** start Data listing **
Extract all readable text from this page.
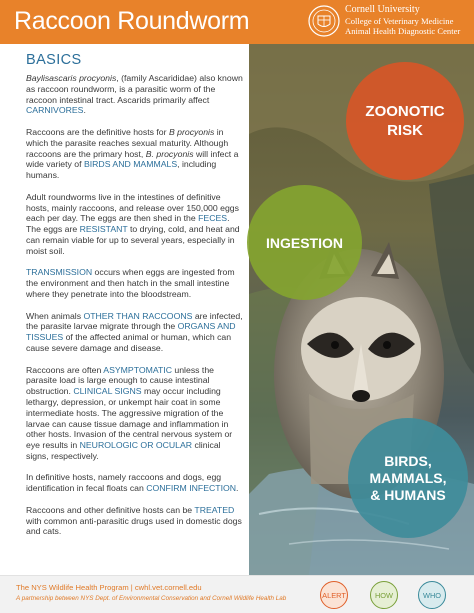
Raccoon Roundworm	Cornell University
College of Veterinary Medicine
Animal Health Diagnostic Center
BASICS

Baylisascaris procyonis, (family Ascarididae) also known as raccoon roundworm, is a parasitic worm of the raccoon intestinal tract. Ascarids primarily affect CARNIVORES.

Raccoons are the definitive hosts for B procyonis in which the parasite reaches sexual maturity. Although raccoons are the primary host, B. procyonis will infect a wide variety of BIRDS AND MAMMALS, including humans.

Adult roundworms live in the intestines of definitive hosts, mainly raccoons, and release over 150,000 eggs each per day. The eggs are then shed in the FECES. The eggs are RESISTANT to drying, cold, and heat and can remain viable for up to several years, especially in moist soil.

TRANSMISSION occurs when eggs are ingested from the environment and then hatch in the small intestine where they penetrate into the bloodstream.

When animals OTHER THAN RACCOONS are infected, the parasite larvae migrate through the ORGANS AND TISSUES of the affected animal or human, which can cause severe damage and disease.

Raccoons are often ASYMPTOMATIC unless the parasite load is large enough to cause intestinal obstruction. CLINICAL SIGNS may occur including lethargy, depression, or unkempt hair coat in some intermediate hosts. The aggressive migration of the larvae can cause tissue damage and inflammation in other hosts. Invasion of the central nervous system or eye results in NEUROLOGIC OR OCULAR clinical signs, respectively.

In definitive hosts, namely raccoons and dogs, egg identification in fecal floats can CONFIRM INFECTION.

Raccoons and other definitive hosts can be TREATED with common anti-parasitic drugs used in domestic dogs and cats.

ZOONOTIC
RISK
INGESTION
BIRDS,
MAMMALS,
& HUMANS
The NYS Wildlife Health Program | cwhl.vet.cornell.edu
A partnership between NYS Dept. of Environmental Conservation and Cornell Wildlife Health Lab	ALERT	HOW	WHO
** end Data listing **
_Instructions for the task_.
Repeat all of the entries word for word, but omit the pictures.

_Response to this task_.
Extract all readable text from this page.
Raccoon Roundworm	Cornell University
College of Veterinary Medicine
Animal Health Diagnostic Center
BASICS

Baylisascaris procyonis, (family Ascarididae) also known as raccoon roundworm, is a parasitic worm of the raccoon intestinal tract. Ascarids primarily affect CARNIVORES.

Raccoons are the definitive hosts for B procyonis in which the parasite reaches sexual maturity. Although raccoons are the primary host, B. procyonis will infect a wide variety of BIRDS AND MAMMALS, including humans.

Adult roundworms live in the intestines of definitive hosts, mainly raccoons, and release over 150,000 eggs each per day. The eggs are then shed in the FECES. The eggs are RESISTANT to drying, cold, and heat and can remain viable for up to several years, especially in moist soil.

TRANSMISSION occurs when eggs are ingested from the environment and then hatch in the small intestine where they penetrate into the bloodstream.

When animals OTHER THAN RACCOONS are infected, the parasite larvae migrate through the ORGANS AND TISSUES of the affected animal or human, which can cause severe damage and disease.

Raccoons are often ASYMPTOMATIC unless the parasite load is large enough to cause intestinal obstruction. CLINICAL SIGNS may occur including lethargy, depression, or unkempt hair coat in some intermediate hosts. The aggressive migration of the larvae can cause tissue damage and inflammation in other hosts. Invasion of the central nervous system or eye results in NEUROLOGIC OR OCULAR clinical signs, respectively.

In definitive hosts, namely raccoons and dogs, egg identification in fecal floats can CONFIRM INFECTION.

Raccoons and other definitive hosts can be TREATED with common anti-parasitic drugs used in domestic dogs and cats.

ZOONOTIC
RISK
INGESTION
BIRDS,
MAMMALS,
& HUMANS
The NYS Wildlife Health Program | cwhl.vet.cornell.edu
A partnership between NYS Dept. of Environmental Conservation and Cornell Wildlife Health Lab	ALERT	HOW	WHO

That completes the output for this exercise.